**WHAT YOU NEED TO DO**
Tally the lines below that contain "screenshot". The number is the whole answer.

**Extracts from a graphics dataset**
★ ★ ★ ★ ★ ★ ★
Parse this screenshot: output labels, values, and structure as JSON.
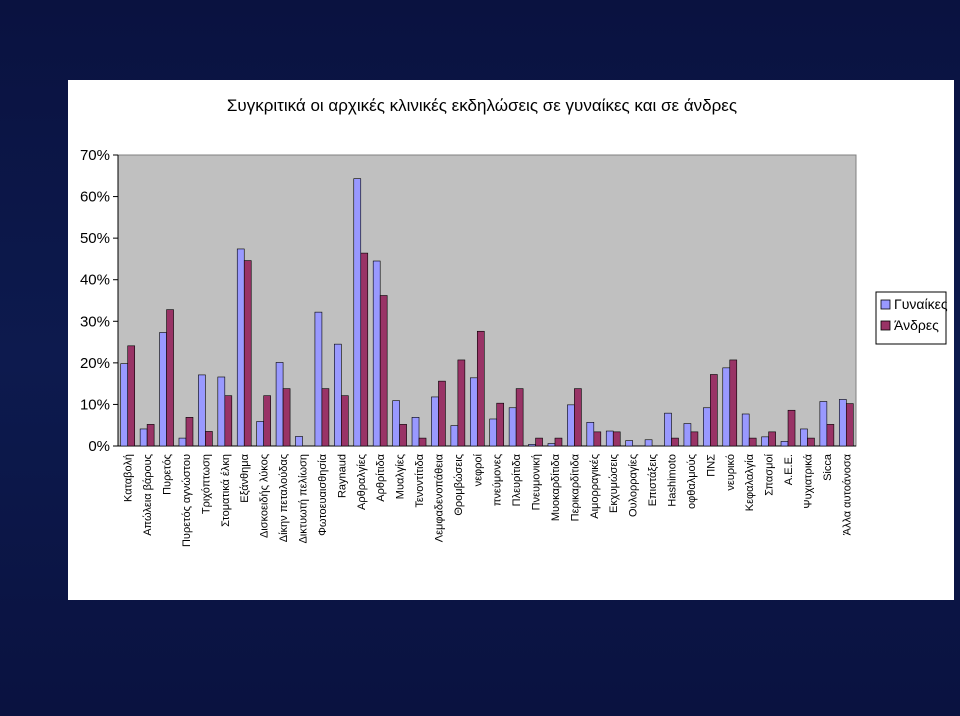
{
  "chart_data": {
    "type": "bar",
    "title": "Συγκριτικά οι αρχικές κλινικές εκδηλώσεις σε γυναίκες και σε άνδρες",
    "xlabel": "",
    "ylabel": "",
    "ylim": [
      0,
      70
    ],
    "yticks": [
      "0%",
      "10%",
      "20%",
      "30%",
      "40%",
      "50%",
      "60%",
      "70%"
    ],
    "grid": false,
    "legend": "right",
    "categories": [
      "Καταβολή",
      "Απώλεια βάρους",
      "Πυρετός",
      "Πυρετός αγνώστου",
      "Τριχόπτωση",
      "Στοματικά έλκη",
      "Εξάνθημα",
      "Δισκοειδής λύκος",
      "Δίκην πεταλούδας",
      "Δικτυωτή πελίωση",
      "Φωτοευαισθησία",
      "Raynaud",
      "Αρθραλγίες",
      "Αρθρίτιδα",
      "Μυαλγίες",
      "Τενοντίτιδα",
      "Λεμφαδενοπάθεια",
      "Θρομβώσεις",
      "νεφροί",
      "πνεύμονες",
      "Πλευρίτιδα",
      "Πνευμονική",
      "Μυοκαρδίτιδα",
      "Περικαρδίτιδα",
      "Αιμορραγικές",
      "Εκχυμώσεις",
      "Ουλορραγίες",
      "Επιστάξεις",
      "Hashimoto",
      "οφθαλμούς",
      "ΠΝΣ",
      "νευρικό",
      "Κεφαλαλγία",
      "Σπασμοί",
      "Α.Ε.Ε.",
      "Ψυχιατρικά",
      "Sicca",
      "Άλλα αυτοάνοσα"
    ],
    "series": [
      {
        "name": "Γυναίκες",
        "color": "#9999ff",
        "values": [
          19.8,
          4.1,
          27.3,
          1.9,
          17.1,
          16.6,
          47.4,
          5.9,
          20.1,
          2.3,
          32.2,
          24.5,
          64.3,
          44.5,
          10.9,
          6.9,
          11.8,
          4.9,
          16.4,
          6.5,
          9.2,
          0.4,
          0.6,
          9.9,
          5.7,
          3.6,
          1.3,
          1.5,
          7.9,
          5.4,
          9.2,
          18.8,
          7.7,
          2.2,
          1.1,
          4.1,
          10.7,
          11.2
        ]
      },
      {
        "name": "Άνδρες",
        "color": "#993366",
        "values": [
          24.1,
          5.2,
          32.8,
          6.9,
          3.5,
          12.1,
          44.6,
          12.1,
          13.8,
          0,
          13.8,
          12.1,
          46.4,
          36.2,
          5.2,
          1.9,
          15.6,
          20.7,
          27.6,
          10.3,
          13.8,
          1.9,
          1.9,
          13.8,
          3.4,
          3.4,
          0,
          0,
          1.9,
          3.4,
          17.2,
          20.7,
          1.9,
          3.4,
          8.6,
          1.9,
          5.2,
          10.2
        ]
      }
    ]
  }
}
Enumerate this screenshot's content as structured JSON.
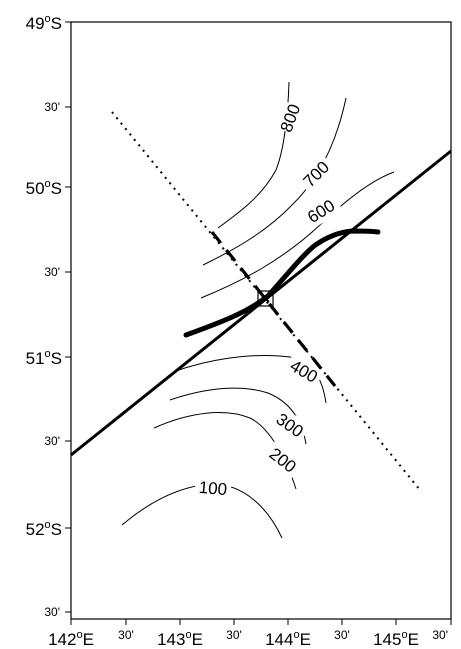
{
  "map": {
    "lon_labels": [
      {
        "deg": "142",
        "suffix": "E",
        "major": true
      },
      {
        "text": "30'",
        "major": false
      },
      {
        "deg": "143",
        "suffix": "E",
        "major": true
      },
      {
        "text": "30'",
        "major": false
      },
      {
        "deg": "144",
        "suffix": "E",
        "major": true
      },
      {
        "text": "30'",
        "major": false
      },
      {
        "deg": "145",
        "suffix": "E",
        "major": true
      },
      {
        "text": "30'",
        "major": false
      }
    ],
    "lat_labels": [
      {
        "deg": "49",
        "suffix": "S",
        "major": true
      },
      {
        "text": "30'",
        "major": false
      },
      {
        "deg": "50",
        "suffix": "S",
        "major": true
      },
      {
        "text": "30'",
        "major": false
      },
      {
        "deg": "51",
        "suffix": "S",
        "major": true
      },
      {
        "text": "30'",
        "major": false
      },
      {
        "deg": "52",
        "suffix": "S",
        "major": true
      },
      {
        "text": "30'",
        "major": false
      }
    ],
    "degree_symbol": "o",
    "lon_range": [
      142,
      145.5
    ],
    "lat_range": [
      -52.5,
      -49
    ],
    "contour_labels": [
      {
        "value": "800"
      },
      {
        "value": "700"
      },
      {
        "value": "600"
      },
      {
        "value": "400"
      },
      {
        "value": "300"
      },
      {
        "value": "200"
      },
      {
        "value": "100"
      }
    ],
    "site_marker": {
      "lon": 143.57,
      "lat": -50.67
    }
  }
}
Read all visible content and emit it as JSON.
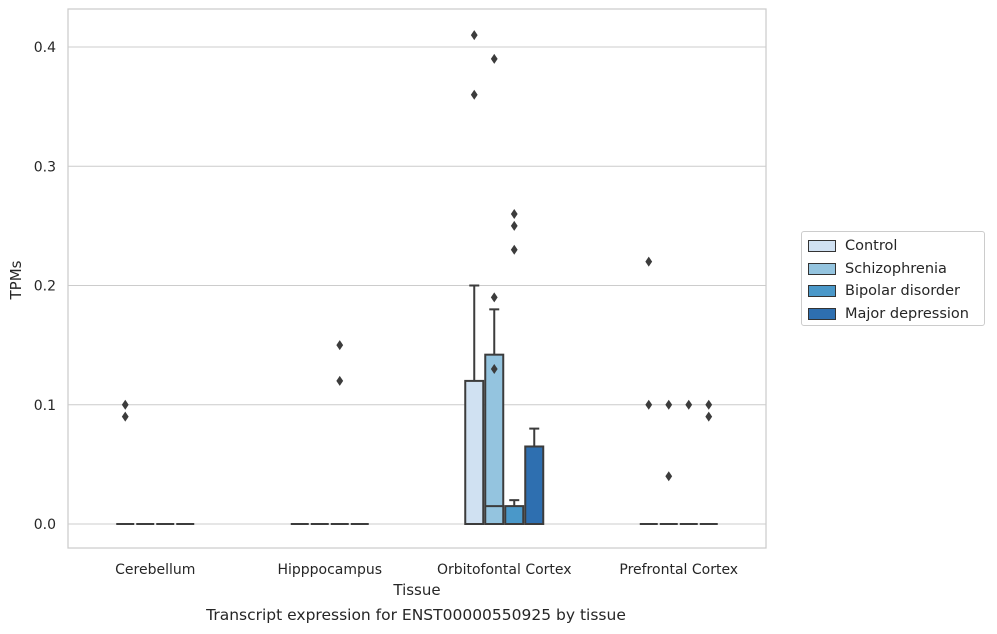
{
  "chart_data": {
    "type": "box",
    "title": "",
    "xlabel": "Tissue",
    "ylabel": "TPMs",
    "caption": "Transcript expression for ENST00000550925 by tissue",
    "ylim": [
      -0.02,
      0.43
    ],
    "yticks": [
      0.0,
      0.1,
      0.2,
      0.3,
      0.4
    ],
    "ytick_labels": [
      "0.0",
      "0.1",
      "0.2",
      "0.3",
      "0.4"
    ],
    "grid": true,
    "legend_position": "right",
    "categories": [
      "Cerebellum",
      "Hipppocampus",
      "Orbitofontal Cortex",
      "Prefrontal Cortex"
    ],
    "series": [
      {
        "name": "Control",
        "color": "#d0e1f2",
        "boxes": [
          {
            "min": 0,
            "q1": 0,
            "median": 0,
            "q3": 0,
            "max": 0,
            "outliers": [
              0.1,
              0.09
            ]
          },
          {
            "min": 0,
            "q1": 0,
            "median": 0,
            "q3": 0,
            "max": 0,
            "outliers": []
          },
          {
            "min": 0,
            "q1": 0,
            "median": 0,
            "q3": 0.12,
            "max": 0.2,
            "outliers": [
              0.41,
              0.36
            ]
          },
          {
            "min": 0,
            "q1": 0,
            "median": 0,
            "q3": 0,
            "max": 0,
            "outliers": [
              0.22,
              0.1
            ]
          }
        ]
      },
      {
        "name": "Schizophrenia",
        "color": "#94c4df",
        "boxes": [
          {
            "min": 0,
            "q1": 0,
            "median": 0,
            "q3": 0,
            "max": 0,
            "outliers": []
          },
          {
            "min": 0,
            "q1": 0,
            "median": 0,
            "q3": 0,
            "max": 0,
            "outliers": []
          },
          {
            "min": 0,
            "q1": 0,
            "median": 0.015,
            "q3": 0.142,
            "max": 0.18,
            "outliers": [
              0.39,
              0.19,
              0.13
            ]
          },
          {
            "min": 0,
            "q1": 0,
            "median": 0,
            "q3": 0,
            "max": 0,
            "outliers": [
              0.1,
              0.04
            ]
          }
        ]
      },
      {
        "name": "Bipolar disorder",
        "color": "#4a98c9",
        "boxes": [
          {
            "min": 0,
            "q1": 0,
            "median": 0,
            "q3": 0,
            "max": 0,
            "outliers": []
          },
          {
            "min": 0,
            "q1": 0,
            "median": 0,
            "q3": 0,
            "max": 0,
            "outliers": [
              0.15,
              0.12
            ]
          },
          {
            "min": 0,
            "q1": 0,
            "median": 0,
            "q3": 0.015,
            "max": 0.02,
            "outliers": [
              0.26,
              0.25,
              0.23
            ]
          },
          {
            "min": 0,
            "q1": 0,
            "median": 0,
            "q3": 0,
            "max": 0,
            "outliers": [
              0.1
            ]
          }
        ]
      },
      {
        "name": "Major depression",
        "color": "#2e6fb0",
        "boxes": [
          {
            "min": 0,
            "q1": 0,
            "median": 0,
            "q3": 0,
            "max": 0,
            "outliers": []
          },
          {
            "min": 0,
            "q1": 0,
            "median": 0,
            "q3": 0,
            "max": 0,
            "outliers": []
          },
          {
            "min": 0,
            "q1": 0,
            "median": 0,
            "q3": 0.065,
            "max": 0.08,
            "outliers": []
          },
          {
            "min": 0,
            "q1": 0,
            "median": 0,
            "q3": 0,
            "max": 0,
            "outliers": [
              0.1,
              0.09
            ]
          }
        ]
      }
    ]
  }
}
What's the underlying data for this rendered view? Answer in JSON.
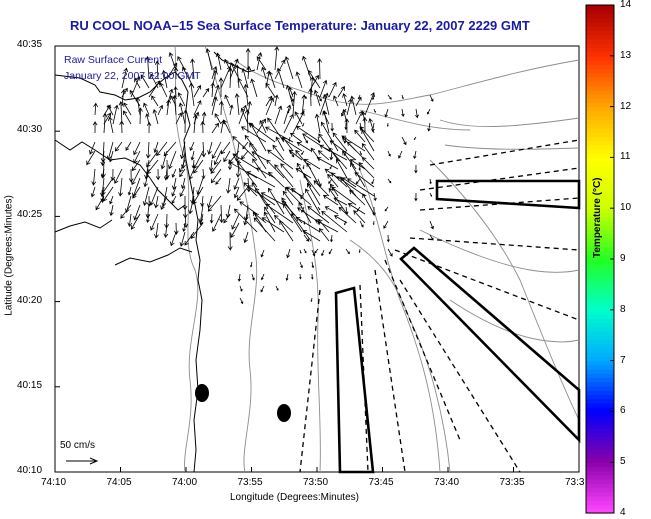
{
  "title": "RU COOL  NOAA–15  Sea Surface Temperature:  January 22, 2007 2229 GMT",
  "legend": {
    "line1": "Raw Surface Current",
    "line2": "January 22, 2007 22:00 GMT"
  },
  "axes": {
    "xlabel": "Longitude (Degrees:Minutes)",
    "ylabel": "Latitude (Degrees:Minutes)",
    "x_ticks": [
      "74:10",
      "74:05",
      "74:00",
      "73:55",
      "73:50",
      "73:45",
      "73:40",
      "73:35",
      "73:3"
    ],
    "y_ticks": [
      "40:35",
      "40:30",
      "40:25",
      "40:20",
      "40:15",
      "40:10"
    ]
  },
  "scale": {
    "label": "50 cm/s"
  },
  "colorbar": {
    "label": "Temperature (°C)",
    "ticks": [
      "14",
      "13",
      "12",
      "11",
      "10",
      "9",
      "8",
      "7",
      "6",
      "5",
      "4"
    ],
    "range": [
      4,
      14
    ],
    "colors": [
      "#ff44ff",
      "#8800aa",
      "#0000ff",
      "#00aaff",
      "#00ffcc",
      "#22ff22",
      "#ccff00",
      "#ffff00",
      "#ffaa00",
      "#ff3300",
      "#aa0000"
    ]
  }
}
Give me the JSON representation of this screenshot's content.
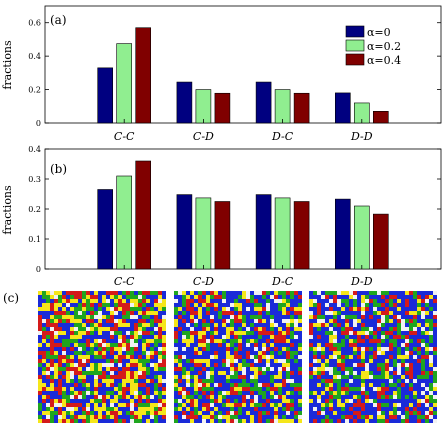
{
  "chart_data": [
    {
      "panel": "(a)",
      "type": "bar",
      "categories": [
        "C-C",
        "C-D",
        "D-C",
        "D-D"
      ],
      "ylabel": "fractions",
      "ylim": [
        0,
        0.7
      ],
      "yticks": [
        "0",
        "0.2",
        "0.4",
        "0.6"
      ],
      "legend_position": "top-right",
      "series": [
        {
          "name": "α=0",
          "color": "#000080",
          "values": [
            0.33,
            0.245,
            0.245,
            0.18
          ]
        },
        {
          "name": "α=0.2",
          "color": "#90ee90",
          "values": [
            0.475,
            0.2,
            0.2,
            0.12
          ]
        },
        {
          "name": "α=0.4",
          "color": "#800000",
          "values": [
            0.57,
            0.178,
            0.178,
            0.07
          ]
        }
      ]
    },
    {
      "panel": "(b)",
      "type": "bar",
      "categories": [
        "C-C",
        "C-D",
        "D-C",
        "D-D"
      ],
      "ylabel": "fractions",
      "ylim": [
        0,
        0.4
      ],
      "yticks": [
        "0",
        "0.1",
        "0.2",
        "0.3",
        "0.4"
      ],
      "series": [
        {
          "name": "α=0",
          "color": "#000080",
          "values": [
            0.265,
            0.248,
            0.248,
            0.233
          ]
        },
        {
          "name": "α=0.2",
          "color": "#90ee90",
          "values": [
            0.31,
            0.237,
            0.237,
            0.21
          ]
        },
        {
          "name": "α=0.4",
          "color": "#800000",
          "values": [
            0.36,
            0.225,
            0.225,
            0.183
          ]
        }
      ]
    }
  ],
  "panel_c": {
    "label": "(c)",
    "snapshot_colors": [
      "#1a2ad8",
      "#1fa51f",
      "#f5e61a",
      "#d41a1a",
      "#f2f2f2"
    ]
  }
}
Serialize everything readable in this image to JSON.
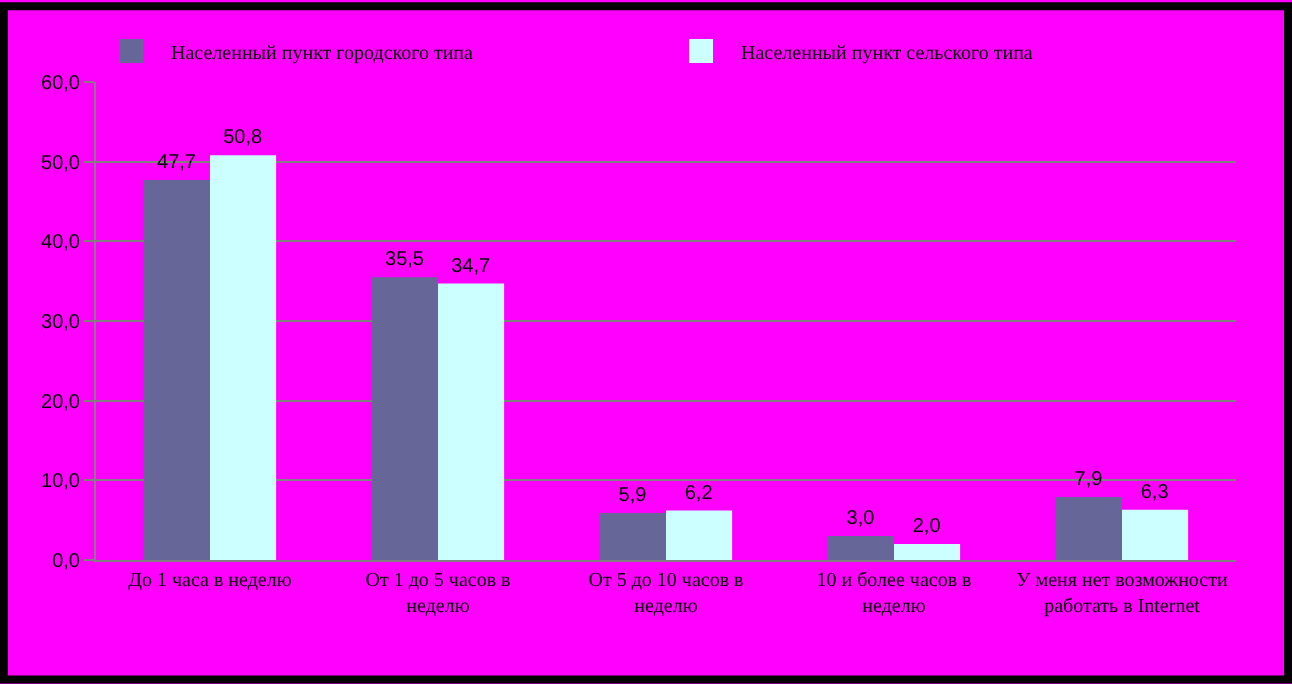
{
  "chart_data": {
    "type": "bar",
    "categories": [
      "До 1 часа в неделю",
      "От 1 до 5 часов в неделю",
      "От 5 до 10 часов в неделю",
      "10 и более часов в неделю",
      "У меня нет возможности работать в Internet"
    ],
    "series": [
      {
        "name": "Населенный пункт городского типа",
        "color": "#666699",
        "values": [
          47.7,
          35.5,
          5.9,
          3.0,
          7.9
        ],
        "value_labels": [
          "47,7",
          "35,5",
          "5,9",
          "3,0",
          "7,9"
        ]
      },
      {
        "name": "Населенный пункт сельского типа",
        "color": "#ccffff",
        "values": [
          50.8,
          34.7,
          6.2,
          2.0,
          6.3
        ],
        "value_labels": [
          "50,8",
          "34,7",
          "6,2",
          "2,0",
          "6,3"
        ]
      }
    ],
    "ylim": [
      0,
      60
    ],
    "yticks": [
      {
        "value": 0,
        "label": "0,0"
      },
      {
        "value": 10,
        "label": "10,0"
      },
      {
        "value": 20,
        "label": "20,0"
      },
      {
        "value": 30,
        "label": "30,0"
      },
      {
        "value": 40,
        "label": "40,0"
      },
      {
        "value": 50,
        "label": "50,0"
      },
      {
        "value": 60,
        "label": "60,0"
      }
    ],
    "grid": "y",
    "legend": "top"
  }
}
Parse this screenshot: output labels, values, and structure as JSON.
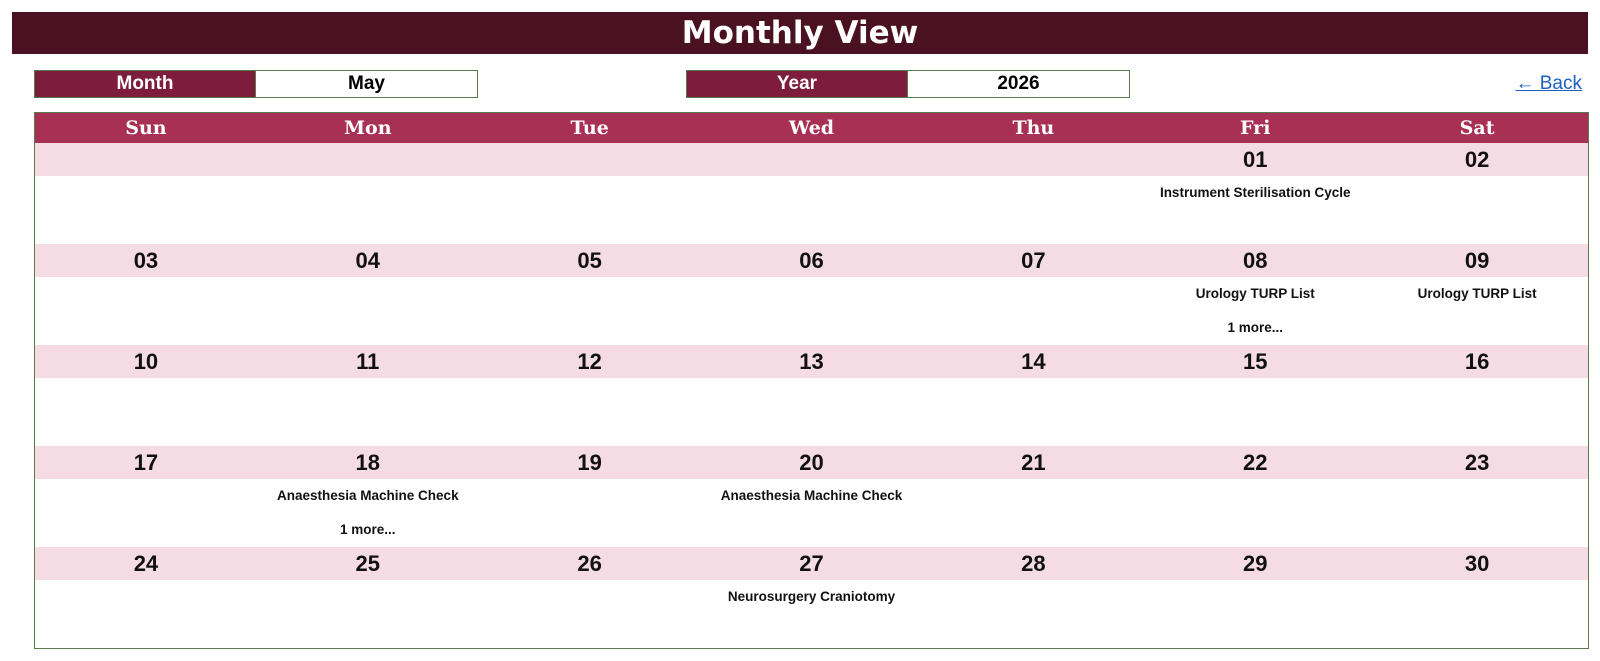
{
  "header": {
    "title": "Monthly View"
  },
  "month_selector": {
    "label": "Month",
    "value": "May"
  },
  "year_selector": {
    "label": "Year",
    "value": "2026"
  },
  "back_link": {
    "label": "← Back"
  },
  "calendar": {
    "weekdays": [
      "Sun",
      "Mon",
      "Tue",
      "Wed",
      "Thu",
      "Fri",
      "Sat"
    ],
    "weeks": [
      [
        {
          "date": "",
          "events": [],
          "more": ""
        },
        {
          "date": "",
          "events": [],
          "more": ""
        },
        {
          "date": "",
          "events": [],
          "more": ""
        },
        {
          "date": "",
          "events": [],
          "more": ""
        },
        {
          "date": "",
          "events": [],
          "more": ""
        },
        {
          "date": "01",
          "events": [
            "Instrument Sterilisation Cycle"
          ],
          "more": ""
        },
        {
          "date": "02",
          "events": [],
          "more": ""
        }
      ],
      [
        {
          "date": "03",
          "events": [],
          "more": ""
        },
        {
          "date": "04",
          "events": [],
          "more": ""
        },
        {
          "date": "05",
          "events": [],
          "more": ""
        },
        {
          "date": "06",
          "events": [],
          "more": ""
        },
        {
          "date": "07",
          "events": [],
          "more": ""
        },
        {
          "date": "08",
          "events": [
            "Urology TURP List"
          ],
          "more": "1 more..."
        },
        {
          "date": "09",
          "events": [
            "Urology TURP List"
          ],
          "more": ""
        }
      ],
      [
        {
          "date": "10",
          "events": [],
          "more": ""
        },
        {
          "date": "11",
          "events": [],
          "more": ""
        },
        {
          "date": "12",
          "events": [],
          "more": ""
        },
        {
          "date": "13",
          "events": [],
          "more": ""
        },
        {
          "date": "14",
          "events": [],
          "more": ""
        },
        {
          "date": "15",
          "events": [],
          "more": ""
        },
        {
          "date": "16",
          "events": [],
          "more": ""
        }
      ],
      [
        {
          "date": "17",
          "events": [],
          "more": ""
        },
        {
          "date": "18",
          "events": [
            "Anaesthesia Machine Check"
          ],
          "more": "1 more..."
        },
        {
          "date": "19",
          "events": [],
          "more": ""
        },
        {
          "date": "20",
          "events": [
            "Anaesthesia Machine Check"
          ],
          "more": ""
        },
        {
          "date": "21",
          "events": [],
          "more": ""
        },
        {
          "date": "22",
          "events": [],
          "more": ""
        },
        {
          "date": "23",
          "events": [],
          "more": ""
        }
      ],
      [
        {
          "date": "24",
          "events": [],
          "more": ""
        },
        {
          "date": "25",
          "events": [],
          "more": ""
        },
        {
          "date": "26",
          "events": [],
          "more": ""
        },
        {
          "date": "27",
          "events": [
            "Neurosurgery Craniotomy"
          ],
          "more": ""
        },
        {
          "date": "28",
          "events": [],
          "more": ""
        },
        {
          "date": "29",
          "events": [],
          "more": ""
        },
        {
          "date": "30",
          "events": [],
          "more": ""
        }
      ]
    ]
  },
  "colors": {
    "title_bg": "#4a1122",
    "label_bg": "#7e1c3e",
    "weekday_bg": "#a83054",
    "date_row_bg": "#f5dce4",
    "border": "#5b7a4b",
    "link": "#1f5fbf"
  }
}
★ ★ ★ ★ ★ ★ ★
**TASK RESPONSE**
4